# [TASK]
Separate out the lines that hold "date".
Start
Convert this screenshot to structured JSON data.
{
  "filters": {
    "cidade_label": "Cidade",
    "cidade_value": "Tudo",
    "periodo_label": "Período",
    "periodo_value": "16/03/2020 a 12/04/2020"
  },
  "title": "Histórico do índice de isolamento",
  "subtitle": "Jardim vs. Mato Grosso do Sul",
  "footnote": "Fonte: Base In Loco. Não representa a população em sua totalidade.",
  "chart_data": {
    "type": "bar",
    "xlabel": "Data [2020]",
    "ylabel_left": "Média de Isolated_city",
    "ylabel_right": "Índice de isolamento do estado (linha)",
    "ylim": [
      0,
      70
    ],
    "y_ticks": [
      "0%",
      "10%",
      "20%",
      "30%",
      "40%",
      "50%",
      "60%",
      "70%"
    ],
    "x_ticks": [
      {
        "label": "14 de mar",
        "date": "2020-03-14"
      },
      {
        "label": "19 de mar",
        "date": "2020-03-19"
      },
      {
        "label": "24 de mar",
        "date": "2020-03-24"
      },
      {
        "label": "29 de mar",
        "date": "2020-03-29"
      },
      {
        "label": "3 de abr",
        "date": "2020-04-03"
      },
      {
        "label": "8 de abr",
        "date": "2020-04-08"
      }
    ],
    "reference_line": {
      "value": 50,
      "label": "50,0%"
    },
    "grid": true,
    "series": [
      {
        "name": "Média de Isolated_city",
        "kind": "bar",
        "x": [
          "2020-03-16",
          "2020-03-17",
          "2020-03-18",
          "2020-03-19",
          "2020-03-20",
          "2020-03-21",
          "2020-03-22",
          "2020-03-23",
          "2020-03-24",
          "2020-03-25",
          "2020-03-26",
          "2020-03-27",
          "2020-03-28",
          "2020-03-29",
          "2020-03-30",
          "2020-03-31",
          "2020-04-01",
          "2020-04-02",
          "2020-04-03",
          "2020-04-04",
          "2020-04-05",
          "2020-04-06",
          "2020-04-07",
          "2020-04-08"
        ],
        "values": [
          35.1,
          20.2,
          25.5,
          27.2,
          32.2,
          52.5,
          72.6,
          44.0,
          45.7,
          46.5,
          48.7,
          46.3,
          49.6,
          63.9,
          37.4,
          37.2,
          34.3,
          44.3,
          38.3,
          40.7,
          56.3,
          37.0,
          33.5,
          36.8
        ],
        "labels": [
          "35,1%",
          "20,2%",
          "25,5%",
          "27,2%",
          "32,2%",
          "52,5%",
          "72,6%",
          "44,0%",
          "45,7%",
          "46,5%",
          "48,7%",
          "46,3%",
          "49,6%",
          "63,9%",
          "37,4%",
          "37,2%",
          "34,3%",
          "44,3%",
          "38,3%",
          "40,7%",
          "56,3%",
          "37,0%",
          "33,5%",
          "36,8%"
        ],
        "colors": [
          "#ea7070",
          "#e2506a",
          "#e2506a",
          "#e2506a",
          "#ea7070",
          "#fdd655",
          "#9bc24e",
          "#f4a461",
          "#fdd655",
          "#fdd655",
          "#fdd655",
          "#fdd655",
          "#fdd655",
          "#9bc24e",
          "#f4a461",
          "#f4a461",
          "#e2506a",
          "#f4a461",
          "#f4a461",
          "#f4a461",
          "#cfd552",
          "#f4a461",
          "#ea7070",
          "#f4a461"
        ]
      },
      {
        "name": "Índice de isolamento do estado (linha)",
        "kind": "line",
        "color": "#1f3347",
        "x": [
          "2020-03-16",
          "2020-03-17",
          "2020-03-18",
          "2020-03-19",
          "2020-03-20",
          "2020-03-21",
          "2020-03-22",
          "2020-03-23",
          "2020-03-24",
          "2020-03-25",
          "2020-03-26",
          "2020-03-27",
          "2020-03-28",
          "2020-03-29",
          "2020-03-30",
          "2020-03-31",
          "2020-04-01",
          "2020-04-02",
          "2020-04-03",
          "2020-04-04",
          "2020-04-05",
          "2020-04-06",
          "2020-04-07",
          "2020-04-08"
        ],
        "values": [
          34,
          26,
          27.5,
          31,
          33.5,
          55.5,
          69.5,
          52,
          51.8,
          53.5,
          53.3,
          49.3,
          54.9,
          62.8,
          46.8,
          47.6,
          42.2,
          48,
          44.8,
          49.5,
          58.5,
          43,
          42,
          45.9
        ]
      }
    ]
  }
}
End
# [EXERCISE ANSWER]
        "date": "2020-03-14"
        "date": "2020-03-19"
        "date": "2020-03-24"
        "date": "2020-03-29"
        "date": "2020-04-03"
        "date": "2020-04-08"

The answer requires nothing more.